* THE EXERCISE *
Leave out the pictures and copy everything else in the entries exactly.

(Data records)
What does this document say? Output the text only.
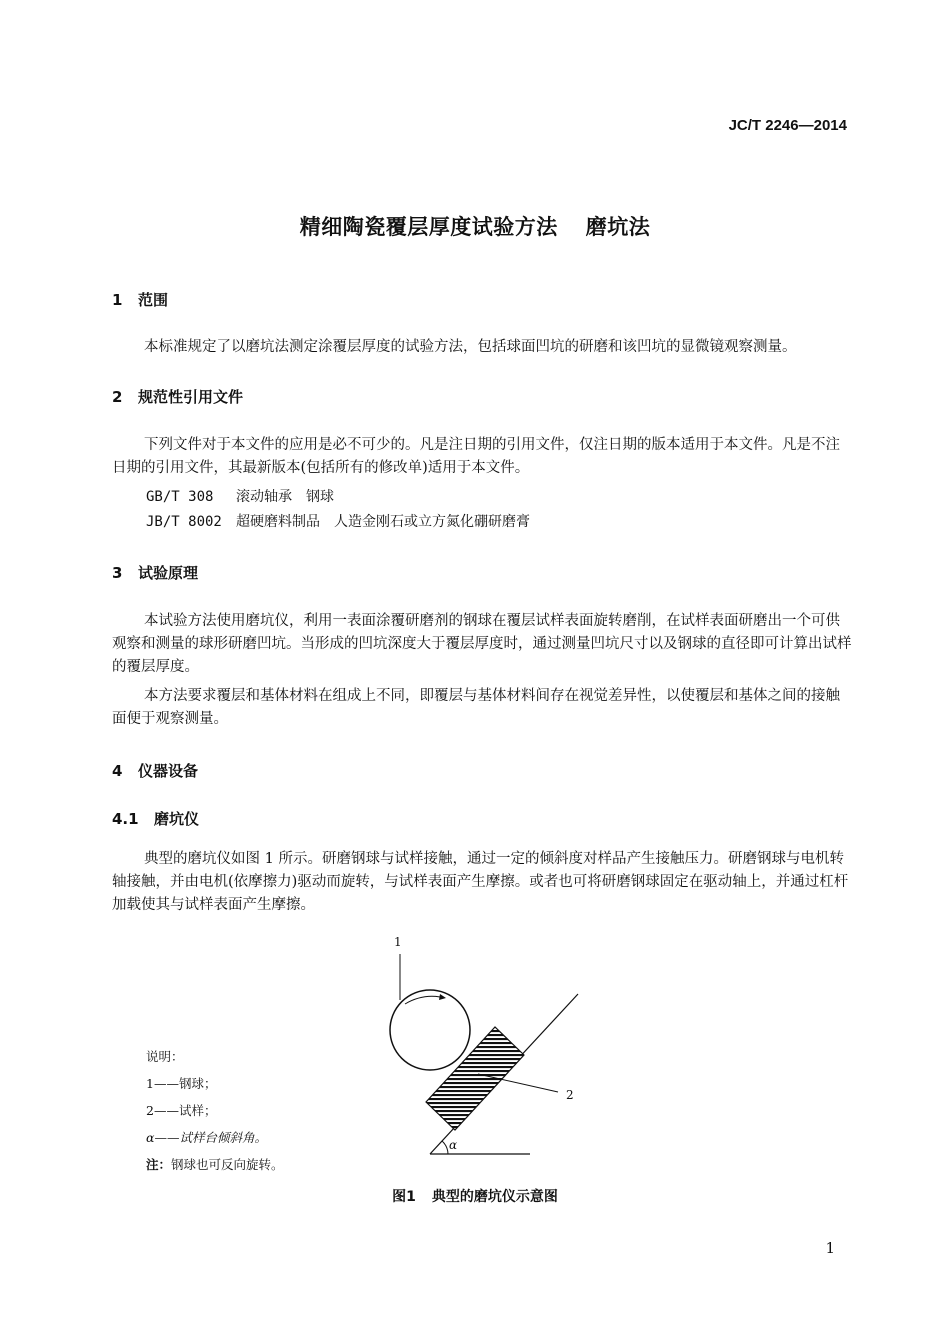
JC/T 2246—2014
精细陶瓷覆层厚度试验方法 磨坑法
1 范围
本标准规定了以磨坑法测定涂覆层厚度的试验方法，包括球面凹坑的研磨和该凹坑的显微镜观察测量。
2 规范性引用文件
下列文件对于本文件的应用是必不可少的。凡是注日期的引用文件，仅注日期的版本适用于本文件。凡是不注日期的引用文件，其最新版本(包括所有的修改单)适用于本文件。
GB/T 308 滚动轴承　钢球
JB/T 8002 超硬磨料制品　人造金刚石或立方氮化硼研磨膏
3 试验原理
本试验方法使用磨坑仪，利用一表面涂覆研磨剂的钢球在覆层试样表面旋转磨削，在试样表面研磨出一个可供观察和测量的球形研磨凹坑。当形成的凹坑深度大于覆层厚度时，通过测量凹坑尺寸以及钢球的直径即可计算出试样的覆层厚度。
本方法要求覆层和基体材料在组成上不同，即覆层与基体材料间存在视觉差异性，以使覆层和基体之间的接触面便于观察测量。
4 仪器设备
4.1 磨坑仪
典型的磨坑仪如图 1 所示。研磨钢球与试样接触，通过一定的倾斜度对样品产生接触压力。研磨钢球与电机转轴接触，并由电机(依摩擦力)驱动而旋转，与试样表面产生摩擦。或者也可将研磨钢球固定在驱动轴上，并通过杠杆加载使其与试样表面产生摩擦。
α
1
2
说明：
1——钢球；
2——试样；
α——试样台倾斜角。
注：钢球也可反向旋转。
图1 典型的磨坑仪示意图
1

* SOLUTION FOR THIS PROBLEM *
What does this document say? Output the text only.
JC/T 2246—2014
精细陶瓷覆层厚度试验方法 磨坑法
1 范围
本标准规定了以磨坑法测定涂覆层厚度的试验方法，包括球面凹坑的研磨和该凹坑的显微镜观察测量。
2 规范性引用文件
下列文件对于本文件的应用是必不可少的。凡是注日期的引用文件，仅注日期的版本适用于本文件。凡是不注日期的引用文件，其最新版本(包括所有的修改单)适用于本文件。
GB/T 308 滚动轴承　钢球
JB/T 8002 超硬磨料制品　人造金刚石或立方氮化硼研磨膏
3 试验原理
本试验方法使用磨坑仪，利用一表面涂覆研磨剂的钢球在覆层试样表面旋转磨削，在试样表面研磨出一个可供观察和测量的球形研磨凹坑。当形成的凹坑深度大于覆层厚度时，通过测量凹坑尺寸以及钢球的直径即可计算出试样的覆层厚度。
本方法要求覆层和基体材料在组成上不同，即覆层与基体材料间存在视觉差异性，以使覆层和基体之间的接触面便于观察测量。
4 仪器设备
4.1 磨坑仪
典型的磨坑仪如图 1 所示。研磨钢球与试样接触，通过一定的倾斜度对样品产生接触压力。研磨钢球与电机转轴接触，并由电机(依摩擦力)驱动而旋转，与试样表面产生摩擦。或者也可将研磨钢球固定在驱动轴上，并通过杠杆加载使其与试样表面产生摩擦。
α
1
2
说明：
1——钢球；
2——试样；
α——试样台倾斜角。
注：钢球也可反向旋转。
图1 典型的磨坑仪示意图
1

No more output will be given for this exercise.